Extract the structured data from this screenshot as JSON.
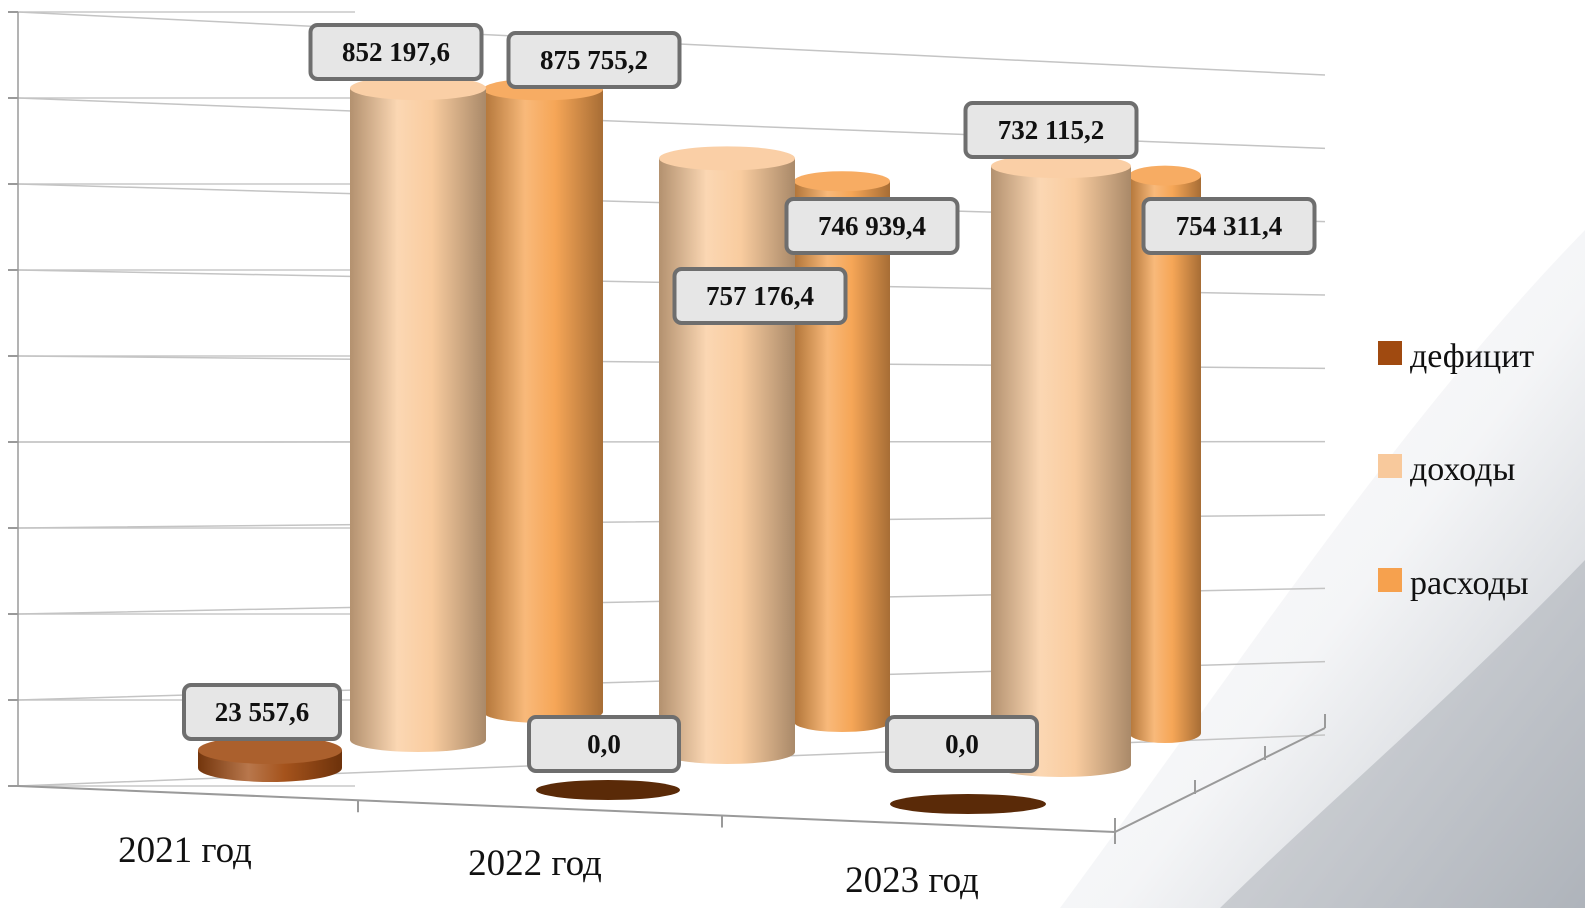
{
  "chart_data": {
    "type": "bar",
    "style": "3d-cylinder",
    "categories": [
      "2021 год",
      "2022 год",
      "2023 год"
    ],
    "series": [
      {
        "name": "дефицит",
        "color": "#a04a10",
        "values": [
          23557.6,
          0.0,
          0.0
        ],
        "labels": [
          "23 557,6",
          "0,0",
          "0,0"
        ]
      },
      {
        "name": "доходы",
        "color": "#f9c99a",
        "values": [
          852197.6,
          757176.4,
          732115.2
        ],
        "labels": [
          "852 197,6",
          "757 176,4",
          "732 115,2"
        ]
      },
      {
        "name": "расходы",
        "color": "#f6a14e",
        "values": [
          875755.2,
          746939.4,
          754311.4
        ],
        "labels": [
          "875 755,2",
          "746 939,4",
          "754 311,4"
        ]
      }
    ],
    "ylim": [
      0,
      1000000
    ],
    "grid": true,
    "legend": "right"
  }
}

■ **Exercise**
Leave the pictures out and output the rest of the listing exactly.

■ **Answer for the task**
Extract the structured data from this screenshot as JSON.
{
  "chart_data": {
    "type": "bar",
    "style": "3d-cylinder",
    "categories": [
      "2021 год",
      "2022 год",
      "2023 год"
    ],
    "series": [
      {
        "name": "дефицит",
        "color": "#a04a10",
        "values": [
          23557.6,
          0.0,
          0.0
        ],
        "labels": [
          "23 557,6",
          "0,0",
          "0,0"
        ]
      },
      {
        "name": "доходы",
        "color": "#f9c99a",
        "values": [
          852197.6,
          757176.4,
          732115.2
        ],
        "labels": [
          "852 197,6",
          "757 176,4",
          "732 115,2"
        ]
      },
      {
        "name": "расходы",
        "color": "#f6a14e",
        "values": [
          875755.2,
          746939.4,
          754311.4
        ],
        "labels": [
          "875 755,2",
          "746 939,4",
          "754 311,4"
        ]
      }
    ],
    "ylim": [
      0,
      1000000
    ],
    "grid": true,
    "legend": "right"
  }
}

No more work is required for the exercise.